In the lines below, change every "gridlines" to "grid-lines" and keep everything else the same.

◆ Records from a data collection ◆
begin

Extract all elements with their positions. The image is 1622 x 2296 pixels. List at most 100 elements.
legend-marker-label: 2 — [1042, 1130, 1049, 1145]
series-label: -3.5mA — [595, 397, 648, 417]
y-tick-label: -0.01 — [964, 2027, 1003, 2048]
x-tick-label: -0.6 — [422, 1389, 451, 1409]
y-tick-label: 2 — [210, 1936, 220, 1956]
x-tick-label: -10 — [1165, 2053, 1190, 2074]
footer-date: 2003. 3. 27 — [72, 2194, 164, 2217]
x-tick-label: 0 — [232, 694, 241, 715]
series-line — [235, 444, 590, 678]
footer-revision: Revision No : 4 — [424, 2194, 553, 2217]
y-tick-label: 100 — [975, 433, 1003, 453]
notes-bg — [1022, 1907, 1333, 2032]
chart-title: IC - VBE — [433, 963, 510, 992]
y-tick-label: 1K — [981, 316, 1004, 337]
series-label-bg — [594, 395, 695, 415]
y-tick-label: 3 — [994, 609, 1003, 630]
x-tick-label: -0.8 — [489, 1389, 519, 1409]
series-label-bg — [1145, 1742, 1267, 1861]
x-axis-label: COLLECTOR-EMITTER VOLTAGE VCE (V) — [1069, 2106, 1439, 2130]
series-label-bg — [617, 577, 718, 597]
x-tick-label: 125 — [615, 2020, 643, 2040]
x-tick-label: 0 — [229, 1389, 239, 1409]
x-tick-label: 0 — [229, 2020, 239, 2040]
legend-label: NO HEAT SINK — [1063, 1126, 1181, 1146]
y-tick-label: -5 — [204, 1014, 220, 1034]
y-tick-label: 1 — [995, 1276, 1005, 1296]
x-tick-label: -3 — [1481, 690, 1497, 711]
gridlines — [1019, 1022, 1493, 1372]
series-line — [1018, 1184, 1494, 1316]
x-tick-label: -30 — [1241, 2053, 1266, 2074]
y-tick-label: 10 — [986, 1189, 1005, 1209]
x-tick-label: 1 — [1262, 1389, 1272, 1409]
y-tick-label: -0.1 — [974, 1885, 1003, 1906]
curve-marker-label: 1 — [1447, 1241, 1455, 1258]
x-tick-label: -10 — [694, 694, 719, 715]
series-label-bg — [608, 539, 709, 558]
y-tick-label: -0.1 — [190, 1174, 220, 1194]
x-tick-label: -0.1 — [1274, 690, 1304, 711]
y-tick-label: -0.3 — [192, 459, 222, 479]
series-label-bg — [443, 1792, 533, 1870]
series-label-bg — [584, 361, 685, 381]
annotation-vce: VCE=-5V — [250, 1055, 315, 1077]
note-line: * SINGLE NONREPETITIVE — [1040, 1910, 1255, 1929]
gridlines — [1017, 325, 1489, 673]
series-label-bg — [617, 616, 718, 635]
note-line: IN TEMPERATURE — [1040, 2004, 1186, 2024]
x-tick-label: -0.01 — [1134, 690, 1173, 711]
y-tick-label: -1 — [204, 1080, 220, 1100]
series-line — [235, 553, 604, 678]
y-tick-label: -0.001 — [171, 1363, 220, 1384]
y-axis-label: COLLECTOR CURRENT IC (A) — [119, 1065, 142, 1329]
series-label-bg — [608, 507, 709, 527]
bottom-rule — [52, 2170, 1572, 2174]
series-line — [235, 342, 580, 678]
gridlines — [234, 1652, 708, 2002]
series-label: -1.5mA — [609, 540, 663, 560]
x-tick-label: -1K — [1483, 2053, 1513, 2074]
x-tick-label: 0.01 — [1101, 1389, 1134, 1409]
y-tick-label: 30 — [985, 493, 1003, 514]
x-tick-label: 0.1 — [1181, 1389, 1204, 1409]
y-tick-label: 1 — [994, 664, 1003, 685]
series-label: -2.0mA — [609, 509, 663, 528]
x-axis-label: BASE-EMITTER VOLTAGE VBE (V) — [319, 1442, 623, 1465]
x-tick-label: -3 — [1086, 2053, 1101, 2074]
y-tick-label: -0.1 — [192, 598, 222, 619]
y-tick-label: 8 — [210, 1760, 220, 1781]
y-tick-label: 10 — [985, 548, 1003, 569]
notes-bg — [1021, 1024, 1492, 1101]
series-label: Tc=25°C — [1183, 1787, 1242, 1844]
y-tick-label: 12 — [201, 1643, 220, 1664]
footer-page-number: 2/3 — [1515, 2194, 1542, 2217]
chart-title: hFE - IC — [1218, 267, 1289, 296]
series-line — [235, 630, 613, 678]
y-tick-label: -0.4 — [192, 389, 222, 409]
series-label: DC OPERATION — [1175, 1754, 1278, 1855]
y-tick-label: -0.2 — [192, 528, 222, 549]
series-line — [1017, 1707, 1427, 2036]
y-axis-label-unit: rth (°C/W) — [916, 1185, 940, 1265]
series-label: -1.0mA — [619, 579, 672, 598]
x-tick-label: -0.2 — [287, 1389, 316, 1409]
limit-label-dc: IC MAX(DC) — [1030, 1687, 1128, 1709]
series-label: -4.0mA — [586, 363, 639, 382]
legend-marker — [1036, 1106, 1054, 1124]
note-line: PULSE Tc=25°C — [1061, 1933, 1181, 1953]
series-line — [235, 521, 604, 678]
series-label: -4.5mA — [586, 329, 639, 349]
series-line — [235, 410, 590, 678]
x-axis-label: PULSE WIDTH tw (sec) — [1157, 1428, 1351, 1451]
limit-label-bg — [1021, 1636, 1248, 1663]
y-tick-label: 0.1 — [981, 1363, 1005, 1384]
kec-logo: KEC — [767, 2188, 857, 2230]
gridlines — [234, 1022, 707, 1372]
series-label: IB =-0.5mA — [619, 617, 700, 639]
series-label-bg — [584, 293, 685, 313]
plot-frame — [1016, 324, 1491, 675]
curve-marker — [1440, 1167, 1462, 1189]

end

◆ RESPONSE ◆
Extract all elements with their positions. The image is 1622 x 2296 pixels. List at most 100 elements.
legend-marker-label: 2 — [1042, 1130, 1049, 1145]
series-label: -3.5mA — [595, 397, 648, 417]
y-tick-label: -0.01 — [964, 2027, 1003, 2048]
x-tick-label: -0.6 — [422, 1389, 451, 1409]
y-tick-label: 2 — [210, 1936, 220, 1956]
x-tick-label: -10 — [1165, 2053, 1190, 2074]
footer-date: 2003. 3. 27 — [72, 2194, 164, 2217]
x-tick-label: 0 — [232, 694, 241, 715]
series-line — [235, 444, 590, 678]
footer-revision: Revision No : 4 — [424, 2194, 553, 2217]
y-tick-label: 100 — [975, 433, 1003, 453]
notes-bg — [1022, 1907, 1333, 2032]
chart-title: IC - VBE — [433, 963, 510, 992]
y-tick-label: 1K — [981, 316, 1004, 337]
series-label-bg — [594, 395, 695, 415]
y-tick-label: 3 — [994, 609, 1003, 630]
x-tick-label: -0.8 — [489, 1389, 519, 1409]
series-label-bg — [1145, 1742, 1267, 1861]
x-axis-label: COLLECTOR-EMITTER VOLTAGE VCE (V) — [1069, 2106, 1439, 2130]
series-label-bg — [617, 577, 718, 597]
x-tick-label: 125 — [615, 2020, 643, 2040]
x-tick-label: 0 — [229, 1389, 239, 1409]
x-tick-label: 0 — [229, 2020, 239, 2040]
legend-label: NO HEAT SINK — [1063, 1126, 1181, 1146]
y-tick-label: -5 — [204, 1014, 220, 1034]
y-tick-label: 1 — [995, 1276, 1005, 1296]
x-tick-label: -3 — [1481, 690, 1497, 711]
grid-lines — [1019, 1022, 1493, 1372]
series-line — [1018, 1184, 1494, 1316]
x-tick-label: -30 — [1241, 2053, 1266, 2074]
y-tick-label: 10 — [986, 1189, 1005, 1209]
x-tick-label: 1 — [1262, 1389, 1272, 1409]
y-tick-label: -0.1 — [974, 1885, 1003, 1906]
curve-marker-label: 1 — [1447, 1241, 1455, 1258]
x-tick-label: -10 — [694, 694, 719, 715]
series-label-bg — [608, 539, 709, 558]
y-tick-label: -0.1 — [190, 1174, 220, 1194]
x-tick-label: -0.1 — [1274, 690, 1304, 711]
y-tick-label: -0.3 — [192, 459, 222, 479]
series-label-bg — [443, 1792, 533, 1870]
series-label-bg — [584, 361, 685, 381]
annotation-vce: VCE=-5V — [250, 1055, 315, 1077]
note-line: * SINGLE NONREPETITIVE — [1040, 1910, 1255, 1929]
grid-lines — [1017, 325, 1489, 673]
series-label-bg — [617, 616, 718, 635]
note-line: IN TEMPERATURE — [1040, 2004, 1186, 2024]
x-tick-label: -0.01 — [1134, 690, 1173, 711]
y-tick-label: -1 — [204, 1080, 220, 1100]
series-line — [235, 553, 604, 678]
y-tick-label: -0.001 — [171, 1363, 220, 1384]
y-axis-label: COLLECTOR CURRENT IC (A) — [119, 1065, 142, 1329]
series-label-bg — [608, 507, 709, 527]
bottom-rule — [52, 2170, 1572, 2174]
series-line — [235, 342, 580, 678]
grid-lines — [234, 1652, 708, 2002]
series-label: -1.5mA — [609, 540, 663, 560]
x-tick-label: -1K — [1483, 2053, 1513, 2074]
x-tick-label: 0.01 — [1101, 1389, 1134, 1409]
y-tick-label: 30 — [985, 493, 1003, 514]
x-tick-label: 0.1 — [1181, 1389, 1204, 1409]
y-tick-label: 1 — [994, 664, 1003, 685]
series-label: -2.0mA — [609, 509, 663, 528]
x-axis-label: BASE-EMITTER VOLTAGE VBE (V) — [319, 1442, 623, 1465]
x-tick-label: -3 — [1086, 2053, 1101, 2074]
y-tick-label: -0.1 — [192, 598, 222, 619]
y-tick-label: 8 — [210, 1760, 220, 1781]
y-tick-label: 10 — [985, 548, 1003, 569]
notes-bg — [1021, 1024, 1492, 1101]
series-label: Tc=25°C — [1183, 1787, 1242, 1844]
y-tick-label: 12 — [201, 1643, 220, 1664]
footer-page-number: 2/3 — [1515, 2194, 1542, 2217]
chart-title: hFE - IC — [1218, 267, 1289, 296]
series-line — [235, 630, 613, 678]
y-tick-label: -0.4 — [192, 389, 222, 409]
series-label: DC OPERATION — [1175, 1754, 1278, 1855]
y-tick-label: -0.2 — [192, 528, 222, 549]
series-line — [1017, 1707, 1427, 2036]
y-axis-label-unit: rth (°C/W) — [916, 1185, 940, 1265]
series-label: -1.0mA — [619, 579, 672, 598]
x-tick-label: -0.2 — [287, 1389, 316, 1409]
limit-label-dc: IC MAX(DC) — [1030, 1687, 1128, 1709]
series-label: -4.0mA — [586, 363, 639, 382]
legend-marker — [1036, 1106, 1054, 1124]
note-line: PULSE Tc=25°C — [1061, 1933, 1181, 1953]
series-line — [235, 521, 604, 678]
series-label: -4.5mA — [586, 329, 639, 349]
series-line — [235, 410, 590, 678]
x-axis-label: PULSE WIDTH tw (sec) — [1157, 1428, 1351, 1451]
limit-label-bg — [1021, 1636, 1248, 1663]
y-tick-label: 0.1 — [981, 1363, 1005, 1384]
kec-logo: KEC — [767, 2188, 857, 2230]
grid-lines — [234, 1022, 707, 1372]
series-label: IB =-0.5mA — [619, 617, 700, 639]
series-label-bg — [584, 293, 685, 313]
plot-frame — [1016, 324, 1491, 675]
curve-marker — [1440, 1167, 1462, 1189]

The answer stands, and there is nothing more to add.